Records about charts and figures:
########################################

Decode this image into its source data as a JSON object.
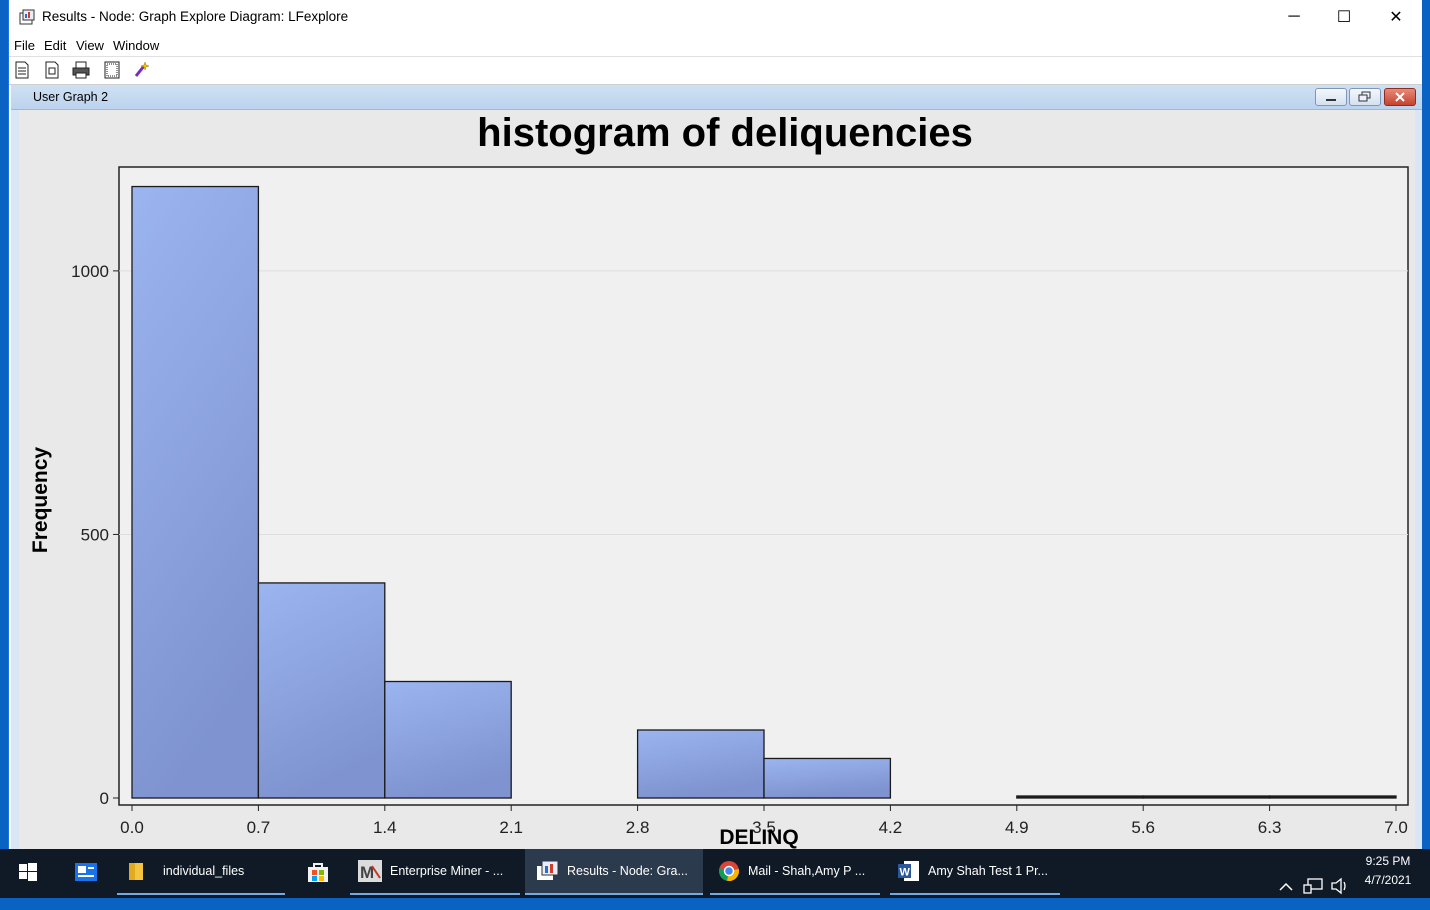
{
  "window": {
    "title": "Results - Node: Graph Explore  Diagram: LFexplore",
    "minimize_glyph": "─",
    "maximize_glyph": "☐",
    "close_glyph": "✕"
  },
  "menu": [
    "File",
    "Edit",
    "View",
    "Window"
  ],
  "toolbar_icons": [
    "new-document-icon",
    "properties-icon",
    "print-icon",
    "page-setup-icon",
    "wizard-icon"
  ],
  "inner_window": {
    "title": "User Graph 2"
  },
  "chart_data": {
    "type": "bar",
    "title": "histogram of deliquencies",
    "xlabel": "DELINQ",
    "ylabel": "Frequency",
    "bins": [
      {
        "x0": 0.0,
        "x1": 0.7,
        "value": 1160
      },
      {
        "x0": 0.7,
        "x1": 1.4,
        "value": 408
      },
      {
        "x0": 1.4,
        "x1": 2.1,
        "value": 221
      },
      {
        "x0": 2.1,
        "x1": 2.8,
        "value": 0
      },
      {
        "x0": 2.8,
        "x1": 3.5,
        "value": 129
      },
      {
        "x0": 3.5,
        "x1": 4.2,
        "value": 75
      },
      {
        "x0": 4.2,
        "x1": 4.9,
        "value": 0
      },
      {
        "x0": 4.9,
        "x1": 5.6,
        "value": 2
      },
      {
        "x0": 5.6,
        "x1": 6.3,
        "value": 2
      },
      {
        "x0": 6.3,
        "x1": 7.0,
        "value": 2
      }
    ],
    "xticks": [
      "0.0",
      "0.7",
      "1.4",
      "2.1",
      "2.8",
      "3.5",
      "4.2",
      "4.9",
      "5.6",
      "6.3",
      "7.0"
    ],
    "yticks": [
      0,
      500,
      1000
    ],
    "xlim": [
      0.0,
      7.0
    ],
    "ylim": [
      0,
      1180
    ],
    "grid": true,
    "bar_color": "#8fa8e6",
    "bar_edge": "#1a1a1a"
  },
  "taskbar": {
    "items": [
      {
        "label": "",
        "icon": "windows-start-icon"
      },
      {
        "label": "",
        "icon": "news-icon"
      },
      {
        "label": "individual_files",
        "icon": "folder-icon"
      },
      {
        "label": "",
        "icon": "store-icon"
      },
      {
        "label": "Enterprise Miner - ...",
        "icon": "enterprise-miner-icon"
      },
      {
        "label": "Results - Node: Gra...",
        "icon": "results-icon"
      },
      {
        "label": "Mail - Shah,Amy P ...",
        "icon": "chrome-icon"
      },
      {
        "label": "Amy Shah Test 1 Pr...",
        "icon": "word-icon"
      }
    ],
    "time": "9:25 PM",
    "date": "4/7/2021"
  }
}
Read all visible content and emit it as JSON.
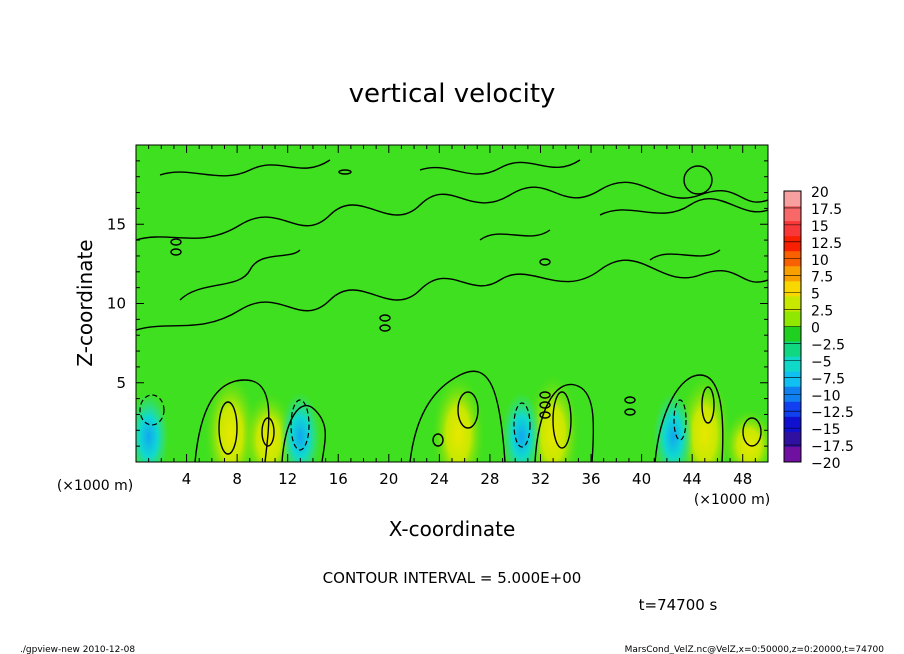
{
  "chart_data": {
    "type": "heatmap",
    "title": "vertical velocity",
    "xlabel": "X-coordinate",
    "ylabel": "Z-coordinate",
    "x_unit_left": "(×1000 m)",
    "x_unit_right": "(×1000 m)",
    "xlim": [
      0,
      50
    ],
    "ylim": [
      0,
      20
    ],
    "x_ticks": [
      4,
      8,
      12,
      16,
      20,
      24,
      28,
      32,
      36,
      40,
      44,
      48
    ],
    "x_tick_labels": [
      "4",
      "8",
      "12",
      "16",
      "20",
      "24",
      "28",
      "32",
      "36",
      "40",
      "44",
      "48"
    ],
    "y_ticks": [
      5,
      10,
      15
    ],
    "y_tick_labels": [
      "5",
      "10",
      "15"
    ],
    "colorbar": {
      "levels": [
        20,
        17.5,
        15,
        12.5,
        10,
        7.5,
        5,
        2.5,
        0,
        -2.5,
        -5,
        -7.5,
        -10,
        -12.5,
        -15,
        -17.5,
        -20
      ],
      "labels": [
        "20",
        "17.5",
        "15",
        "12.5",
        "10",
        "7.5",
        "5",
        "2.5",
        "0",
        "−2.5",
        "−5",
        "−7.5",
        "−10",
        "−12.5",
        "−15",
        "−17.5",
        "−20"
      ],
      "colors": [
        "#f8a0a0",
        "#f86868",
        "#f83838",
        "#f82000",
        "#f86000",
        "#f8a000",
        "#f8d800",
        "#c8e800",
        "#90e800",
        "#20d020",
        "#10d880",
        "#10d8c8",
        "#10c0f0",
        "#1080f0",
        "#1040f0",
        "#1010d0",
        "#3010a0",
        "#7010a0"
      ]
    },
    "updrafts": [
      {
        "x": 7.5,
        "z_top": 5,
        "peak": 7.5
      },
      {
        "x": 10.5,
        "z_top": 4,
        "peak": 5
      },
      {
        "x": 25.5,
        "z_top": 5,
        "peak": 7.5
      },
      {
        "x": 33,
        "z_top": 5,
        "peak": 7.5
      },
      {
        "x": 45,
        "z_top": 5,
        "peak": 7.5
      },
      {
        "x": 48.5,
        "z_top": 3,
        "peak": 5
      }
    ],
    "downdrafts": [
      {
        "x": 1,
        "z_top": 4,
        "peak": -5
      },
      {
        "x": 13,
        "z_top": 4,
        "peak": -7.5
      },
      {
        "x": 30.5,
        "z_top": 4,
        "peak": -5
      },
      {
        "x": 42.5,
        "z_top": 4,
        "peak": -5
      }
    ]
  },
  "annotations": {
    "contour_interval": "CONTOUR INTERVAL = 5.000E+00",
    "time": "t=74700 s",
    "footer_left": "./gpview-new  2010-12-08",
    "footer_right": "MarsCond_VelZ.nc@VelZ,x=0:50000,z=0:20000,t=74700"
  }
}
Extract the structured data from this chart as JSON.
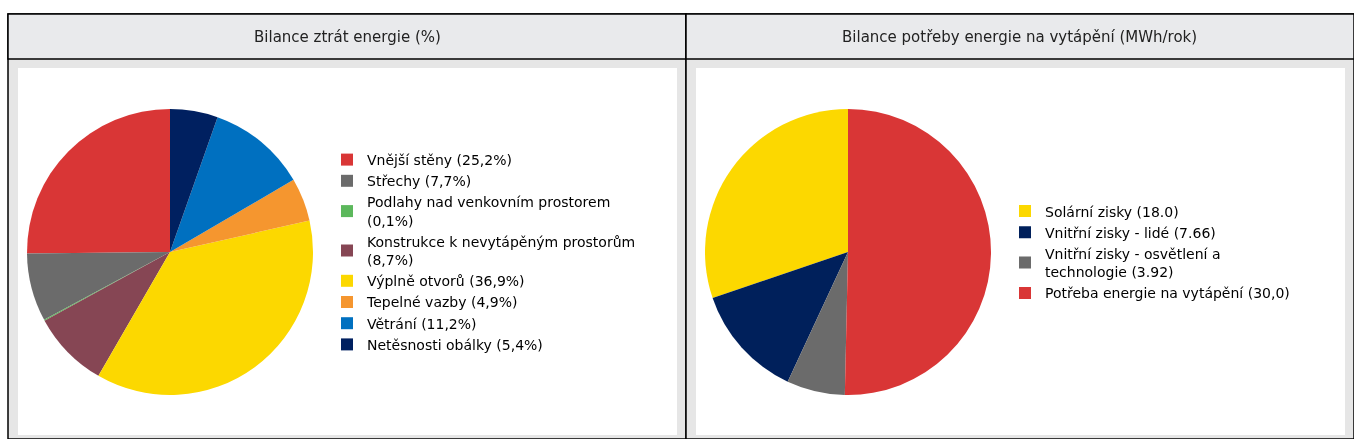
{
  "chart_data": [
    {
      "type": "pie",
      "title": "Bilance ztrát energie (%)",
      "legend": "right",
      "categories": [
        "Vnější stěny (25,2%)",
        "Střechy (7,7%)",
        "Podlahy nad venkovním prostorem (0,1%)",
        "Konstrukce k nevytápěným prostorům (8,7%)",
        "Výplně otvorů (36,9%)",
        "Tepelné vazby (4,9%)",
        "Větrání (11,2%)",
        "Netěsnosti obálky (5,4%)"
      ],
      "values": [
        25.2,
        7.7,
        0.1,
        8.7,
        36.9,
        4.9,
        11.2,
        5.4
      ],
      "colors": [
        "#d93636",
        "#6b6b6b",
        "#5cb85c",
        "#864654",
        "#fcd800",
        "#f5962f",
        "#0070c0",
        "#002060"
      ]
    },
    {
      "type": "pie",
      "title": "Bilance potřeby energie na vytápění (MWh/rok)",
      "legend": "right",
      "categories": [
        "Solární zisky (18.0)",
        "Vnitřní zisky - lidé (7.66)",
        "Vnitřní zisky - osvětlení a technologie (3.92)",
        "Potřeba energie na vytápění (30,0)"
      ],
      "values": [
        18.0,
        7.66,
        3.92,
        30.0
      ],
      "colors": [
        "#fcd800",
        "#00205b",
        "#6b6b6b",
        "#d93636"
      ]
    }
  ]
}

########################################

**Task**: Output every entry exactly as given; pictures are not part of the copy.

**Task output**:
Decode this image into its source data as a JSON object.
{
  "window": {
    "title": "Results - Node: Graph Explore  Diagram: LFexplore",
    "minimize_glyph": "─",
    "maximize_glyph": "☐",
    "close_glyph": "✕"
  },
  "menu": [
    "File",
    "Edit",
    "View",
    "Window"
  ],
  "toolbar_icons": [
    "new-document-icon",
    "properties-icon",
    "print-icon",
    "page-setup-icon",
    "wizard-icon"
  ],
  "inner_window": {
    "title": "User Graph 2"
  },
  "chart_data": {
    "type": "bar",
    "title": "histogram of deliquencies",
    "xlabel": "DELINQ",
    "ylabel": "Frequency",
    "bins": [
      {
        "x0": 0.0,
        "x1": 0.7,
        "value": 1160
      },
      {
        "x0": 0.7,
        "x1": 1.4,
        "value": 408
      },
      {
        "x0": 1.4,
        "x1": 2.1,
        "value": 221
      },
      {
        "x0": 2.1,
        "x1": 2.8,
        "value": 0
      },
      {
        "x0": 2.8,
        "x1": 3.5,
        "value": 129
      },
      {
        "x0": 3.5,
        "x1": 4.2,
        "value": 75
      },
      {
        "x0": 4.2,
        "x1": 4.9,
        "value": 0
      },
      {
        "x0": 4.9,
        "x1": 5.6,
        "value": 2
      },
      {
        "x0": 5.6,
        "x1": 6.3,
        "value": 2
      },
      {
        "x0": 6.3,
        "x1": 7.0,
        "value": 2
      }
    ],
    "xticks": [
      "0.0",
      "0.7",
      "1.4",
      "2.1",
      "2.8",
      "3.5",
      "4.2",
      "4.9",
      "5.6",
      "6.3",
      "7.0"
    ],
    "yticks": [
      0,
      500,
      1000
    ],
    "xlim": [
      0.0,
      7.0
    ],
    "ylim": [
      0,
      1180
    ],
    "grid": true,
    "bar_color": "#8fa8e6",
    "bar_edge": "#1a1a1a"
  },
  "taskbar": {
    "items": [
      {
        "label": "",
        "icon": "windows-start-icon"
      },
      {
        "label": "",
        "icon": "news-icon"
      },
      {
        "label": "individual_files",
        "icon": "folder-icon"
      },
      {
        "label": "",
        "icon": "store-icon"
      },
      {
        "label": "Enterprise Miner - ...",
        "icon": "enterprise-miner-icon"
      },
      {
        "label": "Results - Node: Gra...",
        "icon": "results-icon"
      },
      {
        "label": "Mail - Shah,Amy P ...",
        "icon": "chrome-icon"
      },
      {
        "label": "Amy Shah Test 1 Pr...",
        "icon": "word-icon"
      }
    ],
    "time": "9:25 PM",
    "date": "4/7/2021"
  }
}
Read all visible content and emit it as JSON.
{
  "chart_data": {
    "type": "heatmap",
    "title": "vertical velocity",
    "xlabel": "X-coordinate",
    "ylabel": "Z-coordinate",
    "x_unit_left": "(×1000 m)",
    "x_unit_right": "(×1000 m)",
    "xlim": [
      0,
      50
    ],
    "ylim": [
      0,
      20
    ],
    "x_ticks": [
      4,
      8,
      12,
      16,
      20,
      24,
      28,
      32,
      36,
      40,
      44,
      48
    ],
    "x_tick_labels": [
      "4",
      "8",
      "12",
      "16",
      "20",
      "24",
      "28",
      "32",
      "36",
      "40",
      "44",
      "48"
    ],
    "y_ticks": [
      5,
      10,
      15
    ],
    "y_tick_labels": [
      "5",
      "10",
      "15"
    ],
    "colorbar": {
      "levels": [
        20,
        17.5,
        15,
        12.5,
        10,
        7.5,
        5,
        2.5,
        0,
        -2.5,
        -5,
        -7.5,
        -10,
        -12.5,
        -15,
        -17.5,
        -20
      ],
      "labels": [
        "20",
        "17.5",
        "15",
        "12.5",
        "10",
        "7.5",
        "5",
        "2.5",
        "0",
        "−2.5",
        "−5",
        "−7.5",
        "−10",
        "−12.5",
        "−15",
        "−17.5",
        "−20"
      ],
      "colors": [
        "#f8a0a0",
        "#f86868",
        "#f83838",
        "#f82000",
        "#f86000",
        "#f8a000",
        "#f8d800",
        "#c8e800",
        "#90e800",
        "#20d020",
        "#10d880",
        "#10d8c8",
        "#10c0f0",
        "#1080f0",
        "#1040f0",
        "#1010d0",
        "#3010a0",
        "#7010a0"
      ]
    },
    "updrafts": [
      {
        "x": 7.5,
        "z_top": 5,
        "peak": 7.5
      },
      {
        "x": 10.5,
        "z_top": 4,
        "peak": 5
      },
      {
        "x": 25.5,
        "z_top": 5,
        "peak": 7.5
      },
      {
        "x": 33,
        "z_top": 5,
        "peak": 7.5
      },
      {
        "x": 45,
        "z_top": 5,
        "peak": 7.5
      },
      {
        "x": 48.5,
        "z_top": 3,
        "peak": 5
      }
    ],
    "downdrafts": [
      {
        "x": 1,
        "z_top": 4,
        "peak": -5
      },
      {
        "x": 13,
        "z_top": 4,
        "peak": -7.5
      },
      {
        "x": 30.5,
        "z_top": 4,
        "peak": -5
      },
      {
        "x": 42.5,
        "z_top": 4,
        "peak": -5
      }
    ]
  },
  "annotations": {
    "contour_interval": "CONTOUR INTERVAL = 5.000E+00",
    "time": "t=74700 s",
    "footer_left": "./gpview-new  2010-12-08",
    "footer_right": "MarsCond_VelZ.nc@VelZ,x=0:50000,z=0:20000,t=74700"
  }
}
Extract the structured data from this chart as JSON.
{
  "chart_data": [
    {
      "type": "pie",
      "title": "Bilance ztrát energie (%)",
      "legend": "right",
      "categories": [
        "Vnější stěny (25,2%)",
        "Střechy (7,7%)",
        "Podlahy nad venkovním prostorem (0,1%)",
        "Konstrukce k nevytápěným prostorům (8,7%)",
        "Výplně otvorů (36,9%)",
        "Tepelné vazby (4,9%)",
        "Větrání (11,2%)",
        "Netěsnosti obálky (5,4%)"
      ],
      "values": [
        25.2,
        7.7,
        0.1,
        8.7,
        36.9,
        4.9,
        11.2,
        5.4
      ],
      "colors": [
        "#d93636",
        "#6b6b6b",
        "#5cb85c",
        "#864654",
        "#fcd800",
        "#f5962f",
        "#0070c0",
        "#002060"
      ]
    },
    {
      "type": "pie",
      "title": "Bilance potřeby energie na vytápění (MWh/rok)",
      "legend": "right",
      "categories": [
        "Solární zisky (18.0)",
        "Vnitřní zisky - lidé (7.66)",
        "Vnitřní zisky - osvětlení a technologie (3.92)",
        "Potřeba energie na vytápění (30,0)"
      ],
      "values": [
        18.0,
        7.66,
        3.92,
        30.0
      ],
      "colors": [
        "#fcd800",
        "#00205b",
        "#6b6b6b",
        "#d93636"
      ]
    }
  ]
}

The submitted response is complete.